TASK DIRECTIONS
The listing below is to be output in its exact form.

MATERIAL FOR THIS TASK
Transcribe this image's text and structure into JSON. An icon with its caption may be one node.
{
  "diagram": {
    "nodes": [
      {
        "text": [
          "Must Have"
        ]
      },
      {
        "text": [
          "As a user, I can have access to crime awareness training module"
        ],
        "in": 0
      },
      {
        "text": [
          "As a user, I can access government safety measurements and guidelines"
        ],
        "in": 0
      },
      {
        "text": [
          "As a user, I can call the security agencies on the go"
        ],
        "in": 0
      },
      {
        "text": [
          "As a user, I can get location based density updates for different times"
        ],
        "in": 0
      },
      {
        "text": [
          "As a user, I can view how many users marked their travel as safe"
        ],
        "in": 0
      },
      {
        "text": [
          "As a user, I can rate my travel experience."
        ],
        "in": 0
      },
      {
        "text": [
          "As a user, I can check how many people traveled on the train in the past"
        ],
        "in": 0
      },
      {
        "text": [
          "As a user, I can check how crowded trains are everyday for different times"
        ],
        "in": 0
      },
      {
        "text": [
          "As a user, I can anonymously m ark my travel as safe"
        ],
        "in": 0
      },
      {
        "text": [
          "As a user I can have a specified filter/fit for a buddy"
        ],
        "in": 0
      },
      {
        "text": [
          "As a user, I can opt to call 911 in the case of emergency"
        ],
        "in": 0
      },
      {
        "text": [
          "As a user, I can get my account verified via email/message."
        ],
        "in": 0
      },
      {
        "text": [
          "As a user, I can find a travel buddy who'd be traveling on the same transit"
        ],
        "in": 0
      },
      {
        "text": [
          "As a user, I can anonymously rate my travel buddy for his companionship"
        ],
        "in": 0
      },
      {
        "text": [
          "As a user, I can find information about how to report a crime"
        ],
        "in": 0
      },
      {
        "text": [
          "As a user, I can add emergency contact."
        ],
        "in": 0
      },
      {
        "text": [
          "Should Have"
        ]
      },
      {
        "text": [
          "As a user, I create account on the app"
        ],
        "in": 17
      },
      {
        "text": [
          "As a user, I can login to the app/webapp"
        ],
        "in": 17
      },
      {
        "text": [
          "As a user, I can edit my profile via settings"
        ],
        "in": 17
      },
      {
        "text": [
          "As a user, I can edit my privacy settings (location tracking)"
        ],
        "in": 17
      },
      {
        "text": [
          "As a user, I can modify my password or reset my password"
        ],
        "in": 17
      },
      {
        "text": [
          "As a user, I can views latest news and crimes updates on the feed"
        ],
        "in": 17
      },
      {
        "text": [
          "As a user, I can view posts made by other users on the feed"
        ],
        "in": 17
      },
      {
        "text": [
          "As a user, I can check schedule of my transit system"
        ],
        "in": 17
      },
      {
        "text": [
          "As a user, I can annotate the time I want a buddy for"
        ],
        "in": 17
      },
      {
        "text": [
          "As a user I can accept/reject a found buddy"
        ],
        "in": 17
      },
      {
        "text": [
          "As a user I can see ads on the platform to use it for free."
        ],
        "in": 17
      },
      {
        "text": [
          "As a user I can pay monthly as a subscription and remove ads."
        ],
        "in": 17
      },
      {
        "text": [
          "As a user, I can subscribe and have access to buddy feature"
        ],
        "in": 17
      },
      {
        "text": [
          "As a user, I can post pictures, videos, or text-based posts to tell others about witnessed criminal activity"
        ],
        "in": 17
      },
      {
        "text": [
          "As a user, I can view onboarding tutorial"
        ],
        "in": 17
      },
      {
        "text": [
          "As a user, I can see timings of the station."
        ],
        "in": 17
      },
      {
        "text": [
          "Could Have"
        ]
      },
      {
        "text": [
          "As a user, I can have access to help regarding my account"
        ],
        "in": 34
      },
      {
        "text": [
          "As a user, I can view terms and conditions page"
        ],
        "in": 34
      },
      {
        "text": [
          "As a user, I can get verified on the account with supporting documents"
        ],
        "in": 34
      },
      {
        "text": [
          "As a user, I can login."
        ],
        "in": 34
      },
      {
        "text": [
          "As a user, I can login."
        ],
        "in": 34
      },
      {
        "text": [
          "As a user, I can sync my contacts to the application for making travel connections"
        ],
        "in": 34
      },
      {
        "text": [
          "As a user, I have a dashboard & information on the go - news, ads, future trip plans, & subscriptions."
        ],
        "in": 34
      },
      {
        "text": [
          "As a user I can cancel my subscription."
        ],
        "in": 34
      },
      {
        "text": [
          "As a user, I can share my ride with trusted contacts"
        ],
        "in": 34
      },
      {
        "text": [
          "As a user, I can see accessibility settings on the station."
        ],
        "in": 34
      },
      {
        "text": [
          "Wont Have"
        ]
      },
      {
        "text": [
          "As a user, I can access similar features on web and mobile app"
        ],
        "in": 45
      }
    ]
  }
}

THE RESPONSE
Transcribe this image's text and structure into JSON. An icon with its caption may be one node.
{
  "diagram": {
    "nodes": [
      {
        "text": [
          "Must Have"
        ]
      },
      {
        "text": [
          "As a user, I can have access to crime awareness training module"
        ],
        "in": 0
      },
      {
        "text": [
          "As a user, I can access government safety measurements and guidelines"
        ],
        "in": 0
      },
      {
        "text": [
          "As a user, I can call the security agencies on the go"
        ],
        "in": 0
      },
      {
        "text": [
          "As a user, I can get location based density updates for different times"
        ],
        "in": 0
      },
      {
        "text": [
          "As a user, I can view how many users marked their travel as safe"
        ],
        "in": 0
      },
      {
        "text": [
          "As a user, I can rate my travel experience."
        ],
        "in": 0
      },
      {
        "text": [
          "As a user, I can check how many people traveled on the train in the past"
        ],
        "in": 0
      },
      {
        "text": [
          "As a user, I can check how crowded trains are everyday for different times"
        ],
        "in": 0
      },
      {
        "text": [
          "As a user, I can anonymously m ark my travel as safe"
        ],
        "in": 0
      },
      {
        "text": [
          "As a user I can have a specified filter/fit for a buddy"
        ],
        "in": 0
      },
      {
        "text": [
          "As a user, I can opt to call 911 in the case of emergency"
        ],
        "in": 0
      },
      {
        "text": [
          "As a user, I can get my account verified via email/message."
        ],
        "in": 0
      },
      {
        "text": [
          "As a user, I can find a travel buddy who'd be traveling on the same transit"
        ],
        "in": 0
      },
      {
        "text": [
          "As a user, I can anonymously rate my travel buddy for his companionship"
        ],
        "in": 0
      },
      {
        "text": [
          "As a user, I can find information about how to report a crime"
        ],
        "in": 0
      },
      {
        "text": [
          "As a user, I can add emergency contact."
        ],
        "in": 0
      },
      {
        "text": [
          "Should Have"
        ]
      },
      {
        "text": [
          "As a user, I create account on the app"
        ],
        "in": 17
      },
      {
        "text": [
          "As a user, I can login to the app/webapp"
        ],
        "in": 17
      },
      {
        "text": [
          "As a user, I can edit my profile via settings"
        ],
        "in": 17
      },
      {
        "text": [
          "As a user, I can edit my privacy settings (location tracking)"
        ],
        "in": 17
      },
      {
        "text": [
          "As a user, I can modify my password or reset my password"
        ],
        "in": 17
      },
      {
        "text": [
          "As a user, I can views latest news and crimes updates on the feed"
        ],
        "in": 17
      },
      {
        "text": [
          "As a user, I can view posts made by other users on the feed"
        ],
        "in": 17
      },
      {
        "text": [
          "As a user, I can check schedule of my transit system"
        ],
        "in": 17
      },
      {
        "text": [
          "As a user, I can annotate the time I want a buddy for"
        ],
        "in": 17
      },
      {
        "text": [
          "As a user I can accept/reject a found buddy"
        ],
        "in": 17
      },
      {
        "text": [
          "As a user I can see ads on the platform to use it for free."
        ],
        "in": 17
      },
      {
        "text": [
          "As a user I can pay monthly as a subscription and remove ads."
        ],
        "in": 17
      },
      {
        "text": [
          "As a user, I can subscribe and have access to buddy feature"
        ],
        "in": 17
      },
      {
        "text": [
          "As a user, I can post pictures, videos, or text-based posts to tell others about witnessed criminal activity"
        ],
        "in": 17
      },
      {
        "text": [
          "As a user, I can view onboarding tutorial"
        ],
        "in": 17
      },
      {
        "text": [
          "As a user, I can see timings of the station."
        ],
        "in": 17
      },
      {
        "text": [
          "Could Have"
        ]
      },
      {
        "text": [
          "As a user, I can have access to help regarding my account"
        ],
        "in": 34
      },
      {
        "text": [
          "As a user, I can view terms and conditions page"
        ],
        "in": 34
      },
      {
        "text": [
          "As a user, I can get verified on the account with supporting documents"
        ],
        "in": 34
      },
      {
        "text": [
          "As a user, I can login."
        ],
        "in": 34
      },
      {
        "text": [
          "As a user, I can login."
        ],
        "in": 34
      },
      {
        "text": [
          "As a user, I can sync my contacts to the application for making travel connections"
        ],
        "in": 34
      },
      {
        "text": [
          "As a user, I have a dashboard & information on the go - news, ads, future trip plans, & subscriptions."
        ],
        "in": 34
      },
      {
        "text": [
          "As a user I can cancel my subscription."
        ],
        "in": 34
      },
      {
        "text": [
          "As a user, I can share my ride with trusted contacts"
        ],
        "in": 34
      },
      {
        "text": [
          "As a user, I can see accessibility settings on the station."
        ],
        "in": 34
      },
      {
        "text": [
          "Wont Have"
        ]
      },
      {
        "text": [
          "As a user, I can access similar features on web and mobile app"
        ],
        "in": 45
      }
    ]
  }
}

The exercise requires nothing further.